• **Task to carry out**: Without the pictures, reproduce the records that follow exactly.

• **Supplied data**:
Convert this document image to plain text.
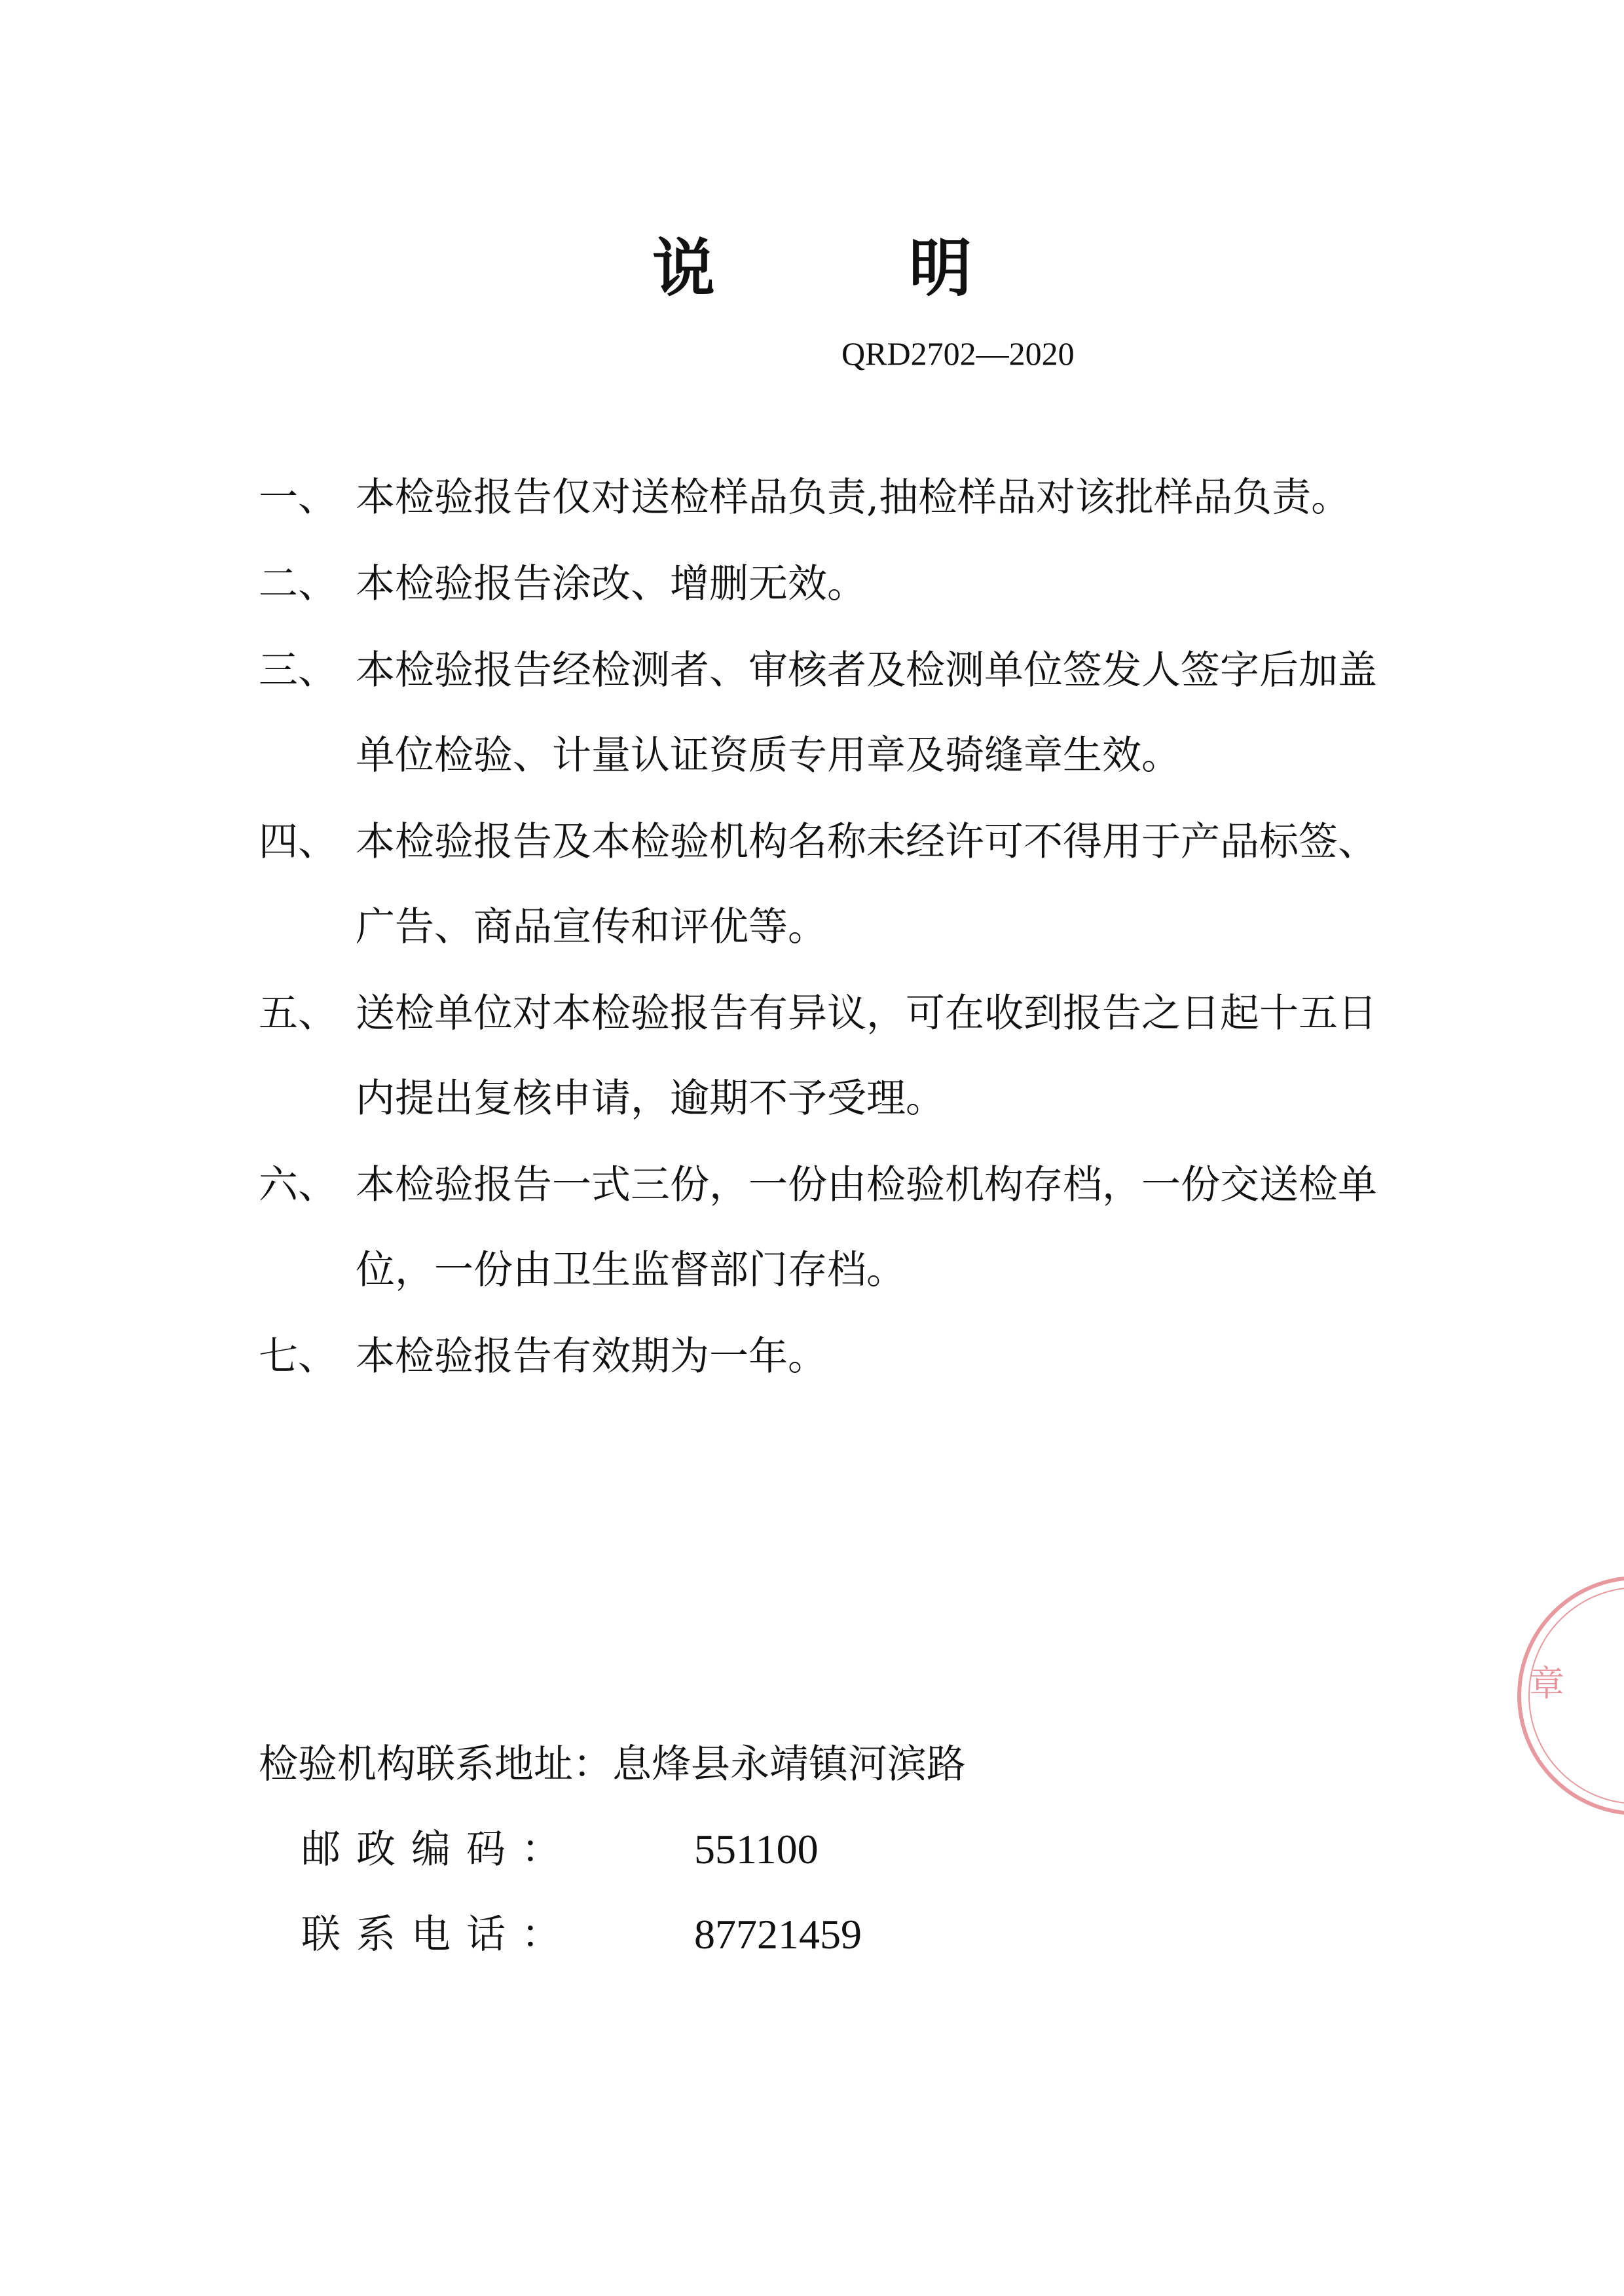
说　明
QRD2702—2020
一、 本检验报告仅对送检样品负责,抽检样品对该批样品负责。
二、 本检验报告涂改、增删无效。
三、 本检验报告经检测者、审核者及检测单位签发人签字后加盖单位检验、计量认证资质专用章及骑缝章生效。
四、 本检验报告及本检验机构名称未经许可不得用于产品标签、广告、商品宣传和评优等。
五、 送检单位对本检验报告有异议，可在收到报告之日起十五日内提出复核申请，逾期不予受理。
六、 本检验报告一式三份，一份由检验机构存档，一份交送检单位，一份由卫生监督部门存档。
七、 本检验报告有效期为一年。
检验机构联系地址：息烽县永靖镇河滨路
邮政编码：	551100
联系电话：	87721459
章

• **Exercise answer**:
Convert this document image to plain text.
说　明
QRD2702—2020
一、 本检验报告仅对送检样品负责,抽检样品对该批样品负责。
二、 本检验报告涂改、增删无效。
三、 本检验报告经检测者、审核者及检测单位签发人签字后加盖单位检验、计量认证资质专用章及骑缝章生效。
四、 本检验报告及本检验机构名称未经许可不得用于产品标签、广告、商品宣传和评优等。
五、 送检单位对本检验报告有异议，可在收到报告之日起十五日内提出复核申请，逾期不予受理。
六、 本检验报告一式三份，一份由检验机构存档，一份交送检单位，一份由卫生监督部门存档。
七、 本检验报告有效期为一年。
检验机构联系地址：息烽县永靖镇河滨路
邮政编码：	551100
联系电话：	87721459
章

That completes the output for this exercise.